◆ **GOAL**:
Show each line that has the string "الفائدة" in it.

◆ **SUPPLIED RECORDS**:

——————

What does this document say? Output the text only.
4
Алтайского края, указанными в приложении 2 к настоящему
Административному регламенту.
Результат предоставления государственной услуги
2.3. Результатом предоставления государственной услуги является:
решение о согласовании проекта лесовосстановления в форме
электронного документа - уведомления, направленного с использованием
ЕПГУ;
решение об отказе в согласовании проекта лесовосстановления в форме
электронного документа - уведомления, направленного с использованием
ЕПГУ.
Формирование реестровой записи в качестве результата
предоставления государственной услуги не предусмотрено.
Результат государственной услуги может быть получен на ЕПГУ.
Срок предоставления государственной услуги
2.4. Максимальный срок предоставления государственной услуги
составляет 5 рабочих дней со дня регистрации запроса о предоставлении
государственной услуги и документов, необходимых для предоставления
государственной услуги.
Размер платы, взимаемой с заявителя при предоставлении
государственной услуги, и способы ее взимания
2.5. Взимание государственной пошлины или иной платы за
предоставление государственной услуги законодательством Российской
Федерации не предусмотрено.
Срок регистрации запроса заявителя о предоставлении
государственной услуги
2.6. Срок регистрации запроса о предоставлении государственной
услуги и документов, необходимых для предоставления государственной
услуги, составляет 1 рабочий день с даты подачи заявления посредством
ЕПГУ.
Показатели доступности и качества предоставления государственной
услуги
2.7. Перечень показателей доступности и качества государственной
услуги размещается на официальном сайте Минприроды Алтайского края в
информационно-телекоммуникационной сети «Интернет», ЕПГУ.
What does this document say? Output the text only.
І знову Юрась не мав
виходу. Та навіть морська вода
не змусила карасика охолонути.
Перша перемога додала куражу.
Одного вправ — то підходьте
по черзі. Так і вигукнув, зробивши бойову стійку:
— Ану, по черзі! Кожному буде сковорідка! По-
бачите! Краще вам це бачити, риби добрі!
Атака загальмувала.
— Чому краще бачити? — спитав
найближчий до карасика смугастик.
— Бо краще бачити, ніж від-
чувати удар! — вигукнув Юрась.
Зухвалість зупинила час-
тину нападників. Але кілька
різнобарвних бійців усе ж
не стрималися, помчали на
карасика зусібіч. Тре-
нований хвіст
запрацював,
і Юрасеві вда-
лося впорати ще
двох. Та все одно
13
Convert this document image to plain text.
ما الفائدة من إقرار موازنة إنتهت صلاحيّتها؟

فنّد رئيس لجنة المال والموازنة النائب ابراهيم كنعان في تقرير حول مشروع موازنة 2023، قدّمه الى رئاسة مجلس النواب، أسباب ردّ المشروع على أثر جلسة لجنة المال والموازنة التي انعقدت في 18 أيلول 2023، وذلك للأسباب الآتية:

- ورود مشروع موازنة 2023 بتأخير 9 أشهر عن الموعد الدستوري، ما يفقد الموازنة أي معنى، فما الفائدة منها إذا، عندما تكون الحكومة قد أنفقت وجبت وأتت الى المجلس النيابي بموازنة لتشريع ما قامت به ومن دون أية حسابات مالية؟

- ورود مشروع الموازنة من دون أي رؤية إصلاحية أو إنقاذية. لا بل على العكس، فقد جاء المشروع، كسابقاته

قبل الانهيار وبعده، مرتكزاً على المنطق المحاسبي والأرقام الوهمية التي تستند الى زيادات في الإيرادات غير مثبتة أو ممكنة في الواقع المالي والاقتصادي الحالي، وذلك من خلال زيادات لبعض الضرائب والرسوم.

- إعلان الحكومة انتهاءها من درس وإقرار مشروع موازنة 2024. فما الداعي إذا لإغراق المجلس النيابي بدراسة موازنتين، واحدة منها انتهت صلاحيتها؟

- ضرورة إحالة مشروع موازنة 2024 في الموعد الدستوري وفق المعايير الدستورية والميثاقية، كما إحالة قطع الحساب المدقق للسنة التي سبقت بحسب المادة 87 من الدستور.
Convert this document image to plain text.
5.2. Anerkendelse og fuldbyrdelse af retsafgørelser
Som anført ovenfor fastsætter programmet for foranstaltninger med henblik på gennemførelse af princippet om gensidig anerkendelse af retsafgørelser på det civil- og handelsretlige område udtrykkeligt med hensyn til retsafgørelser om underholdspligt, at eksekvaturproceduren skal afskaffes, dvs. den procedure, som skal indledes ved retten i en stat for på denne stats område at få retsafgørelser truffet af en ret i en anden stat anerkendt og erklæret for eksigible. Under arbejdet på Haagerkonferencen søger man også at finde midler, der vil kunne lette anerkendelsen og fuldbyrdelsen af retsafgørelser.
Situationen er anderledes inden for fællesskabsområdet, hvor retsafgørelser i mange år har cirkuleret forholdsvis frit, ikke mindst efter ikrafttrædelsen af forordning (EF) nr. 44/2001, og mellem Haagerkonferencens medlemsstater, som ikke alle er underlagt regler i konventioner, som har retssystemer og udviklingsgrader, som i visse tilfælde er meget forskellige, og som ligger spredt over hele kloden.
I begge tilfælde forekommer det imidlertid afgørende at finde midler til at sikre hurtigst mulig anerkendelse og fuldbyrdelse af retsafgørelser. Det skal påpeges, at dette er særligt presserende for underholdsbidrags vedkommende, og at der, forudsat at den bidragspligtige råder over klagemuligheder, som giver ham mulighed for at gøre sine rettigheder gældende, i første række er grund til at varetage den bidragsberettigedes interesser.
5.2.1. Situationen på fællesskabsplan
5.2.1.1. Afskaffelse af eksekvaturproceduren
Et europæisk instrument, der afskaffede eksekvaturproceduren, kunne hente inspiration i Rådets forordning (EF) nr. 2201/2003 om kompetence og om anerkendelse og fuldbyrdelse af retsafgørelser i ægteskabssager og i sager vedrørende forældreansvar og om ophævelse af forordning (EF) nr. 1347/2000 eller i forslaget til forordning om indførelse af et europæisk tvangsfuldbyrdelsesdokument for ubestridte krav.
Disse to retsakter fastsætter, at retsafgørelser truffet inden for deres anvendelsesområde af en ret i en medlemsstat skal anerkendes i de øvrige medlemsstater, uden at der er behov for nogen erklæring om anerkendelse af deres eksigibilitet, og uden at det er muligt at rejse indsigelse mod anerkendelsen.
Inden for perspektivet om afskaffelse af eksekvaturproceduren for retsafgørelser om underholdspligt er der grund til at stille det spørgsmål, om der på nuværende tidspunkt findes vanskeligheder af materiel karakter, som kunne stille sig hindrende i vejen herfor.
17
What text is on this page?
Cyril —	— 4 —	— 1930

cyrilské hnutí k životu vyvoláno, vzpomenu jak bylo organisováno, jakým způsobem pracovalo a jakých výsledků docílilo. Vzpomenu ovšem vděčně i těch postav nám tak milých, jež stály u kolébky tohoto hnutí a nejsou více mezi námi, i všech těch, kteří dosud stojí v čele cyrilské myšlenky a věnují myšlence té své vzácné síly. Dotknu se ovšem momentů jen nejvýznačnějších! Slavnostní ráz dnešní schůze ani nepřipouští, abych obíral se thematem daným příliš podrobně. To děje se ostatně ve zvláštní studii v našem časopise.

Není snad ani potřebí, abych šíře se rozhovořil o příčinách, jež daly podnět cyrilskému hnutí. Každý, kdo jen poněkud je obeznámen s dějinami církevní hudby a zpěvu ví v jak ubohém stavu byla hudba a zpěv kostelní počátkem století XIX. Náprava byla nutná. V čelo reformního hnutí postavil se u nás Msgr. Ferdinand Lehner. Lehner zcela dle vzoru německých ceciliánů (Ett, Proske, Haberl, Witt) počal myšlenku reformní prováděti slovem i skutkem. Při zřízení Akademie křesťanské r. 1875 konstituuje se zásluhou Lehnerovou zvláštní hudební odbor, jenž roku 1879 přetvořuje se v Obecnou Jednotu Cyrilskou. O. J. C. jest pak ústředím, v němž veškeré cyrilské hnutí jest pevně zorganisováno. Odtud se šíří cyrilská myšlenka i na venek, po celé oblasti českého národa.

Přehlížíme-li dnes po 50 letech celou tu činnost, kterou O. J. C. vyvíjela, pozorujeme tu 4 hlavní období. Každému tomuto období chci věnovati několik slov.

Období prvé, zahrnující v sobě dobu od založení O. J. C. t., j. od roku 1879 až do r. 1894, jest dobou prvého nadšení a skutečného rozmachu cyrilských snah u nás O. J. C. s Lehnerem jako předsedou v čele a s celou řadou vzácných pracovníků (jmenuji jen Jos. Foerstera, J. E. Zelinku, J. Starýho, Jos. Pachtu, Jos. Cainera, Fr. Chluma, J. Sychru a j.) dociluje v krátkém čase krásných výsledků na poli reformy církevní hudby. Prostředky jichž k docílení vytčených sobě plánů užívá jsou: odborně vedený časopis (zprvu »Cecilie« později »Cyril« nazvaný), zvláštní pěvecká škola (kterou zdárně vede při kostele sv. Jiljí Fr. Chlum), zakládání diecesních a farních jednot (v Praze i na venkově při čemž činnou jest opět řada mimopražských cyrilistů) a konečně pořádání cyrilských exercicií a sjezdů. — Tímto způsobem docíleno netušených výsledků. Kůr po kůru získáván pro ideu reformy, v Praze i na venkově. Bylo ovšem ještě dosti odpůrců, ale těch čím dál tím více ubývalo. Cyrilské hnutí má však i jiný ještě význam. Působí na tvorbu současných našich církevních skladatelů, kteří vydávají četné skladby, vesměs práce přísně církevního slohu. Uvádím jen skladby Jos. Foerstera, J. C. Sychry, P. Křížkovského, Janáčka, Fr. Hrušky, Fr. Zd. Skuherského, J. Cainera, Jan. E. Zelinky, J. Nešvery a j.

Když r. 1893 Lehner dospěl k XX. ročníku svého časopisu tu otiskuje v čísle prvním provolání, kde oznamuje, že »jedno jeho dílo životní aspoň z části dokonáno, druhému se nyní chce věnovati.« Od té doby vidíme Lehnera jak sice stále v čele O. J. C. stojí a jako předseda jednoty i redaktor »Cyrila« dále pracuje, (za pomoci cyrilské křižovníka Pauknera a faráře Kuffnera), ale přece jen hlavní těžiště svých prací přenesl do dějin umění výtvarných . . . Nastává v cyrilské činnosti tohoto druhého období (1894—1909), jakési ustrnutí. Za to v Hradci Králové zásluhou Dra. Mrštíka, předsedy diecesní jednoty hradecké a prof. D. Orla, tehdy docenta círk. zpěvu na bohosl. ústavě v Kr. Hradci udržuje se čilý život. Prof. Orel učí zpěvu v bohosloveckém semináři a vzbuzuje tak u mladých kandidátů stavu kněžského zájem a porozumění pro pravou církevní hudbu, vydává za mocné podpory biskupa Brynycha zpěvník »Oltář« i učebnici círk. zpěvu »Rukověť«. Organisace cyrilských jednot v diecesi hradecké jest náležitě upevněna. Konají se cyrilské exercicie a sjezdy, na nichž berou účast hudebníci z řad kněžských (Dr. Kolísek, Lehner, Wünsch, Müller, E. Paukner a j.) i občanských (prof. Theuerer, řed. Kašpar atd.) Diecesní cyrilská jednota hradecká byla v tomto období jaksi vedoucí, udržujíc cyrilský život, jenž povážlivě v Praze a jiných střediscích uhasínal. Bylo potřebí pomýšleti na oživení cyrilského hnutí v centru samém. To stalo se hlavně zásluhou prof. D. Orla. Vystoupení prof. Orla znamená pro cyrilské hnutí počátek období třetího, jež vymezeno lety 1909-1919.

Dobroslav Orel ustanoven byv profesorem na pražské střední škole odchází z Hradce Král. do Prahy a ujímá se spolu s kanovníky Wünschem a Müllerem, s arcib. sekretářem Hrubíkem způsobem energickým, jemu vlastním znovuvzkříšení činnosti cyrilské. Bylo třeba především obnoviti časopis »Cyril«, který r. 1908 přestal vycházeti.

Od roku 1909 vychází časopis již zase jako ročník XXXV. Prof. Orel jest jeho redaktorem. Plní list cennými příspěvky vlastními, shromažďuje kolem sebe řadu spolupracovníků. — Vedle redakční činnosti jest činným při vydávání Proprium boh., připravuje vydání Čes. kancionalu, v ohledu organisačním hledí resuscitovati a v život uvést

——————

◆ **RESULT FOR THIS EXERCISE**:
ما الفائدة من إقرار موازنة إنتهت صلاحيّتها؟
- ورود مشروع موازنة 2023 بتأخير 9 أشهر عن الموعد الدستوري، ما يفقد الموازنة أي معنى، فما الفائدة منها إذا، عندما تكون الحكومة قد أنفقت وجبت وأتت الى المجلس النيابي بموازنة لتشريع ما قامت به ومن دون أية حسابات مالية؟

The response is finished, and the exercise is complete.